__Exercise aim__
Using the records that follow, copy every line containing the word "Dashboard".
++++ Items
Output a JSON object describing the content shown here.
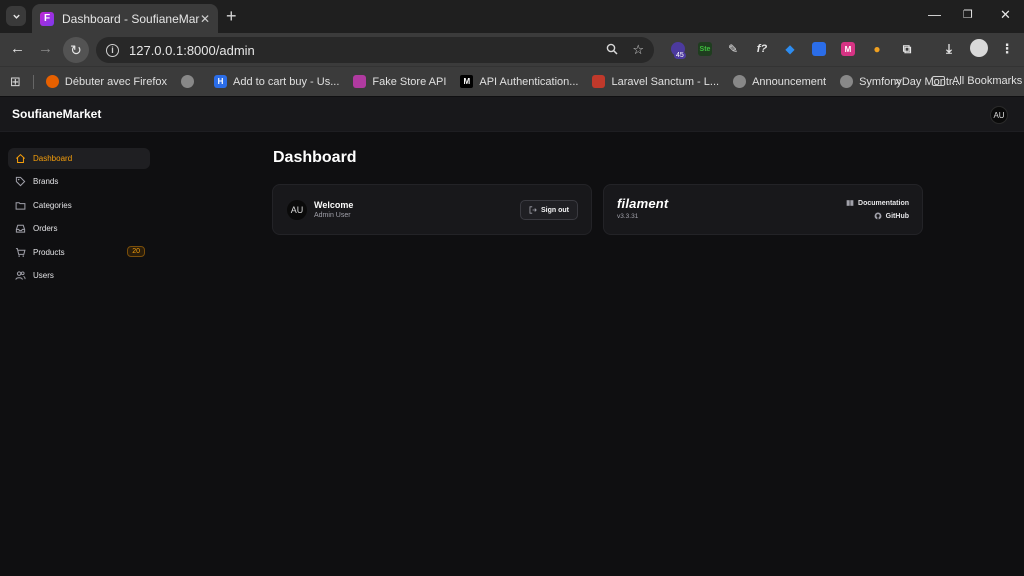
{
  "browser": {
    "tab_title": "Dashboard - SoufianeMarket",
    "tab_favicon": "F",
    "url": "127.0.0.1:8000/admin",
    "extension_badge": "45",
    "bookmarks": [
      {
        "label": "Débuter avec Firefox",
        "icon": "firefox-icon",
        "color": "#e66000"
      },
      {
        "label": "",
        "icon": "globe-icon",
        "color": "#888888"
      },
      {
        "label": "Add to cart buy - Us...",
        "icon": "hi-icon",
        "color": "#2b6de8"
      },
      {
        "label": "Fake Store API",
        "icon": "store-icon",
        "color": "#b03aa0"
      },
      {
        "label": "API Authentication...",
        "icon": "medium-icon",
        "color": "#000000"
      },
      {
        "label": "Laravel Sanctum - L...",
        "icon": "laravel-icon",
        "color": "#c0392b"
      },
      {
        "label": "Announcement",
        "icon": "globe-icon",
        "color": "#888888"
      },
      {
        "label": "SymfonyDay Montr...",
        "icon": "globe-icon",
        "color": "#888888"
      }
    ],
    "all_bookmarks": "All Bookmarks",
    "more": "»"
  },
  "app": {
    "brand": "SoufianeMarket",
    "user_initials": "AU",
    "accent_color": "#f59e0b"
  },
  "sidebar": {
    "items": [
      {
        "label": "Dashboard",
        "icon": "home-icon",
        "active": true
      },
      {
        "label": "Brands",
        "icon": "tag-icon",
        "active": false
      },
      {
        "label": "Categories",
        "icon": "folder-icon",
        "active": false
      },
      {
        "label": "Orders",
        "icon": "inbox-icon",
        "active": false
      },
      {
        "label": "Products",
        "icon": "cart-icon",
        "active": false,
        "badge": "20"
      },
      {
        "label": "Users",
        "icon": "users-icon",
        "active": false
      }
    ]
  },
  "main": {
    "title": "Dashboard",
    "welcome": {
      "initials": "AU",
      "title": "Welcome",
      "subtitle": "Admin User",
      "signout_label": "Sign out"
    },
    "filament": {
      "logo": "filament",
      "version": "v3.3.31",
      "docs_label": "Documentation",
      "github_label": "GitHub"
    }
  }
}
++++++++
__Output of the task__
    "tab_title": "Dashboard - SoufianeMarket",
        "label": "Dashboard",
    "title": "Dashboard",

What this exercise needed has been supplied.